#### [Problem description]
Quote exactly, and only, the lines from the one with "Convert this document image to plain text." through the end of the listing.

[Start Information provided]

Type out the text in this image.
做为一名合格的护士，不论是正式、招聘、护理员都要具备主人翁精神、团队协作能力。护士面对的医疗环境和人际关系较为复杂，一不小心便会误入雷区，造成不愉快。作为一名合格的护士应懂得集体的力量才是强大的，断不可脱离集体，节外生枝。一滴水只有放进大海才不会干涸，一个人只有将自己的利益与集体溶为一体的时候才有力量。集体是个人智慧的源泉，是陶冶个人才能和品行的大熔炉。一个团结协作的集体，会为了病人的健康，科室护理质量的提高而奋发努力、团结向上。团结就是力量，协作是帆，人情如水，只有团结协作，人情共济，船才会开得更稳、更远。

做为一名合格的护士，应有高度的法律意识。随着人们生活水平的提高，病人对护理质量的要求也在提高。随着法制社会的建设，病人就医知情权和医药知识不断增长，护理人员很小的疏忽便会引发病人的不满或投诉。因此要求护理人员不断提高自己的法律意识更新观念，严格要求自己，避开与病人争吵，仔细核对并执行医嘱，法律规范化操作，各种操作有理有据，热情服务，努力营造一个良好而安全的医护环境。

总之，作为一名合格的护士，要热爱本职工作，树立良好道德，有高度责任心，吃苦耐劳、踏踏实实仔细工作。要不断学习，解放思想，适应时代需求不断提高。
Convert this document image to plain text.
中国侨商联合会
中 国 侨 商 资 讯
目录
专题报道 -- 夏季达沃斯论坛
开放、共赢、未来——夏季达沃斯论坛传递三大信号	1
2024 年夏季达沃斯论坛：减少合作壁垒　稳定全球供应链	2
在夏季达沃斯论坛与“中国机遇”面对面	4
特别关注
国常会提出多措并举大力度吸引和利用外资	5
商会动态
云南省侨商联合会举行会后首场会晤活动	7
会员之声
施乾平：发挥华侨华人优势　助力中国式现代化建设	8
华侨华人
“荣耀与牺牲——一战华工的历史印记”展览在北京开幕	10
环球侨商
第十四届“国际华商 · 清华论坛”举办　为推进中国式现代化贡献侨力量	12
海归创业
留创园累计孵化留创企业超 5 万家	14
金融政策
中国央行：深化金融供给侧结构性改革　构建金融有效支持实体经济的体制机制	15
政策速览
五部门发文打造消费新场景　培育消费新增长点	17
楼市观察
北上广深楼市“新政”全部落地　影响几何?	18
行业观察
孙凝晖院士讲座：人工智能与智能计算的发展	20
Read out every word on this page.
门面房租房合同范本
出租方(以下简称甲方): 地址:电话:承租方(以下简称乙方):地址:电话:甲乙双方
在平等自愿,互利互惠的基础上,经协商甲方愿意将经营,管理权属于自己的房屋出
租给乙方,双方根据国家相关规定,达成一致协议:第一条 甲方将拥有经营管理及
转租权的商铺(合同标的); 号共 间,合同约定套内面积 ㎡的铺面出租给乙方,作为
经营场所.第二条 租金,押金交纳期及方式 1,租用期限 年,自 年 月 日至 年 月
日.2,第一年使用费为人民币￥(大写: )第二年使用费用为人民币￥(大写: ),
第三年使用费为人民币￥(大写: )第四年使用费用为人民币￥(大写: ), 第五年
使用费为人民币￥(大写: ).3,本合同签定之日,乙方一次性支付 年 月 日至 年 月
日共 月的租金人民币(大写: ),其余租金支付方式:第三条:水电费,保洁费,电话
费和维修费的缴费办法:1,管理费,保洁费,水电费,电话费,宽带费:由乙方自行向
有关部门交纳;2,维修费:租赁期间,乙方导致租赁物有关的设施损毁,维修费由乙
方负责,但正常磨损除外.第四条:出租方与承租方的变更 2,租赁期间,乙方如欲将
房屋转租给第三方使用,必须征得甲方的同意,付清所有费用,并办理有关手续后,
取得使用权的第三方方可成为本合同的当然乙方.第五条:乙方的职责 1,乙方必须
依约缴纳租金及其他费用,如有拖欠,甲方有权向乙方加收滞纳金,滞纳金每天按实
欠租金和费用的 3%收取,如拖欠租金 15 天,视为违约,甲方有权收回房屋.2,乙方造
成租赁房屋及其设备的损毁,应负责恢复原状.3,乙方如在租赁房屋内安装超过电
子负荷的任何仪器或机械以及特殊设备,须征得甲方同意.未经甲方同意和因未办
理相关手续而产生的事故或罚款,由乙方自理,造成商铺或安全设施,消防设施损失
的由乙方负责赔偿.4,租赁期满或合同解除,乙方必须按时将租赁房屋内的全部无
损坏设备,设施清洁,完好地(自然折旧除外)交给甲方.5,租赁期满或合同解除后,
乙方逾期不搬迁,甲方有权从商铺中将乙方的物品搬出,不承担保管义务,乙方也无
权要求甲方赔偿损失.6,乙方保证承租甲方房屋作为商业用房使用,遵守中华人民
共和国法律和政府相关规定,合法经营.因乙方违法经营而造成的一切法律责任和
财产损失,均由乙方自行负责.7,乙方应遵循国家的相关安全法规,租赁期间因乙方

[End Information provided]

#### [Answer to the problem]
Convert this document image to plain text.
中国侨商联合会
中 国 侨 商 资 讯
目录
专题报道 -- 夏季达沃斯论坛
开放、共赢、未来——夏季达沃斯论坛传递三大信号	1
2024 年夏季达沃斯论坛：减少合作壁垒　稳定全球供应链	2
在夏季达沃斯论坛与“中国机遇”面对面	4
特别关注
国常会提出多措并举大力度吸引和利用外资	5
商会动态
云南省侨商联合会举行会后首场会晤活动	7
会员之声
施乾平：发挥华侨华人优势　助力中国式现代化建设	8
华侨华人
“荣耀与牺牲——一战华工的历史印记”展览在北京开幕	10
环球侨商
第十四届“国际华商 · 清华论坛”举办　为推进中国式现代化贡献侨力量	12
海归创业
留创园累计孵化留创企业超 5 万家	14
金融政策
中国央行：深化金融供给侧结构性改革　构建金融有效支持实体经济的体制机制	15
政策速览
五部门发文打造消费新场景　培育消费新增长点	17
楼市观察
北上广深楼市“新政”全部落地　影响几何?	18
行业观察
孙凝晖院士讲座：人工智能与智能计算的发展	20
Read out every word on this page.
门面房租房合同范本
出租方(以下简称甲方): 地址:电话:承租方(以下简称乙方):地址:电话:甲乙双方
在平等自愿,互利互惠的基础上,经协商甲方愿意将经营,管理权属于自己的房屋出
租给乙方,双方根据国家相关规定,达成一致协议:第一条 甲方将拥有经营管理及
转租权的商铺(合同标的); 号共 间,合同约定套内面积 ㎡的铺面出租给乙方,作为
经营场所.第二条 租金,押金交纳期及方式 1,租用期限 年,自 年 月 日至 年 月
日.2,第一年使用费为人民币￥(大写: )第二年使用费用为人民币￥(大写: ),
第三年使用费为人民币￥(大写: )第四年使用费用为人民币￥(大写: ), 第五年
使用费为人民币￥(大写: ).3,本合同签定之日,乙方一次性支付 年 月 日至 年 月
日共 月的租金人民币(大写: ),其余租金支付方式:第三条:水电费,保洁费,电话
费和维修费的缴费办法:1,管理费,保洁费,水电费,电话费,宽带费:由乙方自行向
有关部门交纳;2,维修费:租赁期间,乙方导致租赁物有关的设施损毁,维修费由乙
方负责,但正常磨损除外.第四条:出租方与承租方的变更 2,租赁期间,乙方如欲将
房屋转租给第三方使用,必须征得甲方的同意,付清所有费用,并办理有关手续后,
取得使用权的第三方方可成为本合同的当然乙方.第五条:乙方的职责 1,乙方必须
依约缴纳租金及其他费用,如有拖欠,甲方有权向乙方加收滞纳金,滞纳金每天按实
欠租金和费用的 3%收取,如拖欠租金 15 天,视为违约,甲方有权收回房屋.2,乙方造
成租赁房屋及其设备的损毁,应负责恢复原状.3,乙方如在租赁房屋内安装超过电
子负荷的任何仪器或机械以及特殊设备,须征得甲方同意.未经甲方同意和因未办
理相关手续而产生的事故或罚款,由乙方自理,造成商铺或安全设施,消防设施损失
的由乙方负责赔偿.4,租赁期满或合同解除,乙方必须按时将租赁房屋内的全部无
损坏设备,设施清洁,完好地(自然折旧除外)交给甲方.5,租赁期满或合同解除后,
乙方逾期不搬迁,甲方有权从商铺中将乙方的物品搬出,不承担保管义务,乙方也无
权要求甲方赔偿损失.6,乙方保证承租甲方房屋作为商业用房使用,遵守中华人民
共和国法律和政府相关规定,合法经营.因乙方违法经营而造成的一切法律责任和
财产损失,均由乙方自行负责.7,乙方应遵循国家的相关安全法规,租赁期间因乙方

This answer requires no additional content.